What to do:
Please determine how many lines of the material include the word "Medicare", and respond with nothing but that number.

Record extracts:
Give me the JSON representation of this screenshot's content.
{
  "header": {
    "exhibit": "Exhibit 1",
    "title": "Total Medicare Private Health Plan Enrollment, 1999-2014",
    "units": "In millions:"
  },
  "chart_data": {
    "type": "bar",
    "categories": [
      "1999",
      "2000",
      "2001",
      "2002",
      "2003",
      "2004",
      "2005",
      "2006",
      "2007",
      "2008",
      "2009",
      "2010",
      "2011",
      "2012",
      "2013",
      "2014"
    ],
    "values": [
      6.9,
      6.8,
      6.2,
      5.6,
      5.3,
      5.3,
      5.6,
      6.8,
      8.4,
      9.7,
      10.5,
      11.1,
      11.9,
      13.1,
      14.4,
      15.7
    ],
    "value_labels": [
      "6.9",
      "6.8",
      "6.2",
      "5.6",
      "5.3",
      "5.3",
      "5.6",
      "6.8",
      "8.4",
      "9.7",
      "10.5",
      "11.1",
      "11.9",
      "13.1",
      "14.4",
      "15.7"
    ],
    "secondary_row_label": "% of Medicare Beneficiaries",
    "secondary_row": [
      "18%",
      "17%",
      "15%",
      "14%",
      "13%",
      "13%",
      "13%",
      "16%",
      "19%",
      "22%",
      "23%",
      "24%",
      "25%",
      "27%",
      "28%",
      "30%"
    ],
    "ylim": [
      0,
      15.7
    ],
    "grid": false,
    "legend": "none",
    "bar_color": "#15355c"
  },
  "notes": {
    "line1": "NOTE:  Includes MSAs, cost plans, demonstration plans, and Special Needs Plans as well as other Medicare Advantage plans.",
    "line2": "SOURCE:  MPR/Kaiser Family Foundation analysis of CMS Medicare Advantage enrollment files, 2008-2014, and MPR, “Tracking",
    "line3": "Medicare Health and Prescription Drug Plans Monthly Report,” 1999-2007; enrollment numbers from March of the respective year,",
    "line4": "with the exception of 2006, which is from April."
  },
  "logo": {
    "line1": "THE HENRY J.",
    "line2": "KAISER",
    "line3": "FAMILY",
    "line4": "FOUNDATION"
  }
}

==

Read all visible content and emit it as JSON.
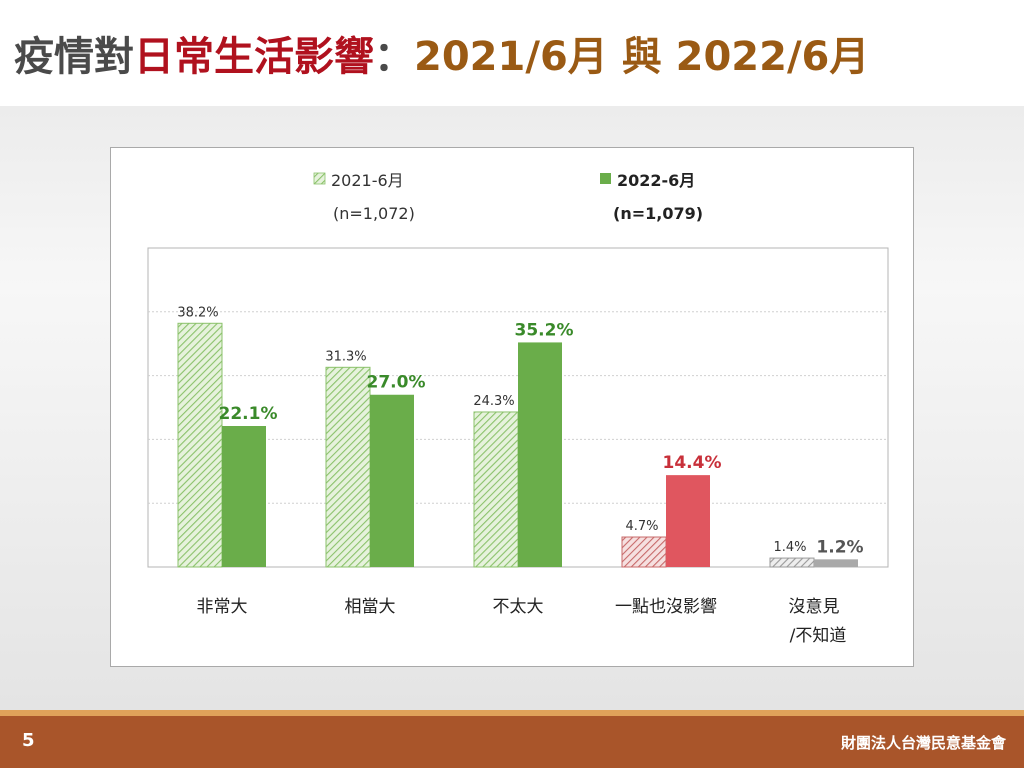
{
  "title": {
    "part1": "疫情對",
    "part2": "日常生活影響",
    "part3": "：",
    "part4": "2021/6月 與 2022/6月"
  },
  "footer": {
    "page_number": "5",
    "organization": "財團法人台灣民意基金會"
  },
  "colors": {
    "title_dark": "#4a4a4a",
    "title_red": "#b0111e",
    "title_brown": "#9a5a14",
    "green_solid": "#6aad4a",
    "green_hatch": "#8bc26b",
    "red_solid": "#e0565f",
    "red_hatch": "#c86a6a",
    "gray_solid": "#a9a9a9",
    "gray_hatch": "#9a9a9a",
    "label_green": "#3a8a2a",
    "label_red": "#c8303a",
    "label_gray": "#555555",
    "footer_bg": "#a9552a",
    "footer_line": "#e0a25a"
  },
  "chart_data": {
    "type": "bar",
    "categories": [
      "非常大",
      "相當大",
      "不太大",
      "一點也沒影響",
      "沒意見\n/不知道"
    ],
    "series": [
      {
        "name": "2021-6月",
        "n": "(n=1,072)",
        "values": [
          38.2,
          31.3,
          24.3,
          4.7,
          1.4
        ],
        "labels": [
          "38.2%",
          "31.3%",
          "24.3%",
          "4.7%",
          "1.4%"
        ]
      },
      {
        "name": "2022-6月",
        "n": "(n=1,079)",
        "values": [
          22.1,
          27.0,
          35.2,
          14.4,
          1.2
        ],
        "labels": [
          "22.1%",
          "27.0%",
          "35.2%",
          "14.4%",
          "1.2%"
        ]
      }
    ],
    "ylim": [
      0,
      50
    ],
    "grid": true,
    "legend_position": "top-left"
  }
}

==

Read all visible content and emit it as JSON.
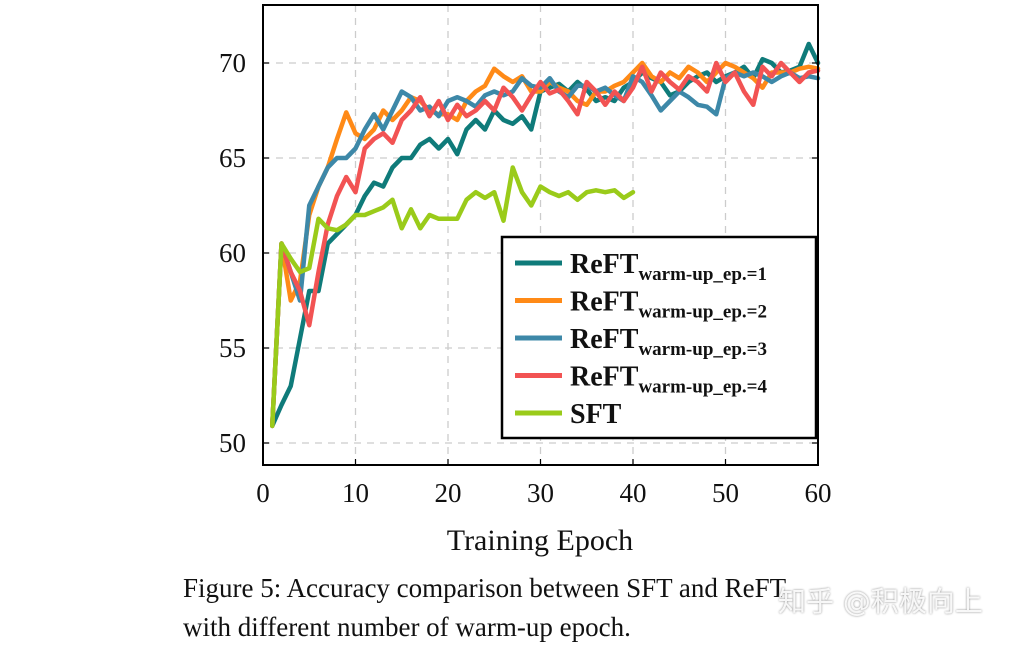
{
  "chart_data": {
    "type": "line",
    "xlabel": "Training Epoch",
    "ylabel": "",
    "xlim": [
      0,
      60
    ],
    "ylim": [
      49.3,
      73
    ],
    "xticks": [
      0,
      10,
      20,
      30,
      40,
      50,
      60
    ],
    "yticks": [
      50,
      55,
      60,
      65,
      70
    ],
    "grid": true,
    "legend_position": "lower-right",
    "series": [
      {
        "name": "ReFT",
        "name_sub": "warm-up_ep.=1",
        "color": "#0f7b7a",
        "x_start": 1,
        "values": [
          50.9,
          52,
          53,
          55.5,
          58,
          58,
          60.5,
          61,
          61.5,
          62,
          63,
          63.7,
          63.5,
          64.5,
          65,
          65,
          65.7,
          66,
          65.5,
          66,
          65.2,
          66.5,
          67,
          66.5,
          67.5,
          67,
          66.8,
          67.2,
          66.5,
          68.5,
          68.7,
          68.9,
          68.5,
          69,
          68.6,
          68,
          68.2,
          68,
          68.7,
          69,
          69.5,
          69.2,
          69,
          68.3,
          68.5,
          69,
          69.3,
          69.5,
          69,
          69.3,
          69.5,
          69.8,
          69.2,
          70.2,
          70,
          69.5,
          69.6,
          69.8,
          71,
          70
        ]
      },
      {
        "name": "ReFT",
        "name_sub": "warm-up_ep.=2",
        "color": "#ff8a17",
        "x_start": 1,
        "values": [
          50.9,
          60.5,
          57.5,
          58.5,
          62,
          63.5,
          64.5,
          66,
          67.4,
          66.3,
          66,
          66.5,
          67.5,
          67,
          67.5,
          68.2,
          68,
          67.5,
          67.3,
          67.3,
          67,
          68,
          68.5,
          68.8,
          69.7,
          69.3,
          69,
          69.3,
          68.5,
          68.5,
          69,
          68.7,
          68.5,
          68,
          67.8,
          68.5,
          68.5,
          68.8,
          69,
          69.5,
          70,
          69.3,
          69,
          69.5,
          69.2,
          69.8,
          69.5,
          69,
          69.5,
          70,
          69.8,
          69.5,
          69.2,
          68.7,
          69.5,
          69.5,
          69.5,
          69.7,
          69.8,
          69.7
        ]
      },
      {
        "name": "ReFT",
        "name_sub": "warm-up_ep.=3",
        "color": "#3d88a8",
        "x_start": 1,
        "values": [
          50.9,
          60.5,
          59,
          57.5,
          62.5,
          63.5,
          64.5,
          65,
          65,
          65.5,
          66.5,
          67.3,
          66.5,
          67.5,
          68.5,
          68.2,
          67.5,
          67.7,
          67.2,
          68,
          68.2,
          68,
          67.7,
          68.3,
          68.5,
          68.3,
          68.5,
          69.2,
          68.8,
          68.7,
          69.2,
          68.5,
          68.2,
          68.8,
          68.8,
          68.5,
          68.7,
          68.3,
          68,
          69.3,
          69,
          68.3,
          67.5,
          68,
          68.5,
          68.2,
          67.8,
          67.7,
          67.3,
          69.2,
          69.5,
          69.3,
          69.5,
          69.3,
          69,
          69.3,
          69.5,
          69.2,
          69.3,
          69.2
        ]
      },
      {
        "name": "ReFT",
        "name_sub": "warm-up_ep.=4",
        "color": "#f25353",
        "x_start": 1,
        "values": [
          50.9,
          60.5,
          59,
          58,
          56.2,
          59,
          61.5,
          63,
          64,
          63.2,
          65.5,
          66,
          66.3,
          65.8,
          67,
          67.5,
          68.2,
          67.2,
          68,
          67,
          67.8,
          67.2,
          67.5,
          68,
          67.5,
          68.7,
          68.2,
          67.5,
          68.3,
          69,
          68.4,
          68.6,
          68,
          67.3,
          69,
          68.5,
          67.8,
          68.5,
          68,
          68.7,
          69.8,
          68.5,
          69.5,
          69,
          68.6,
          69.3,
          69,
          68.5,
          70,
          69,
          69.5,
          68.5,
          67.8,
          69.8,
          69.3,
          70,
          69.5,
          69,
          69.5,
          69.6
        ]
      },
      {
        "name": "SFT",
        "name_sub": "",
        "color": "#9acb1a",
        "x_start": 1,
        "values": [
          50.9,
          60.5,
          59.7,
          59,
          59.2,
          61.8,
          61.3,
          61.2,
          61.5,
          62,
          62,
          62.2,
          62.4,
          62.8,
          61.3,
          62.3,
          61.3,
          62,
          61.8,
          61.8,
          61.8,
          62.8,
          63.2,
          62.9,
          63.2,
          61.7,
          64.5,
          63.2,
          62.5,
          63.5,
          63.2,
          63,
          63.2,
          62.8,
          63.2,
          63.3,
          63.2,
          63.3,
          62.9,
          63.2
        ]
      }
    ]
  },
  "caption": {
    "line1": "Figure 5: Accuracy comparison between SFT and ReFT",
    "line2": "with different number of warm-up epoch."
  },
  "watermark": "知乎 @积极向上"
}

Answer in full:
5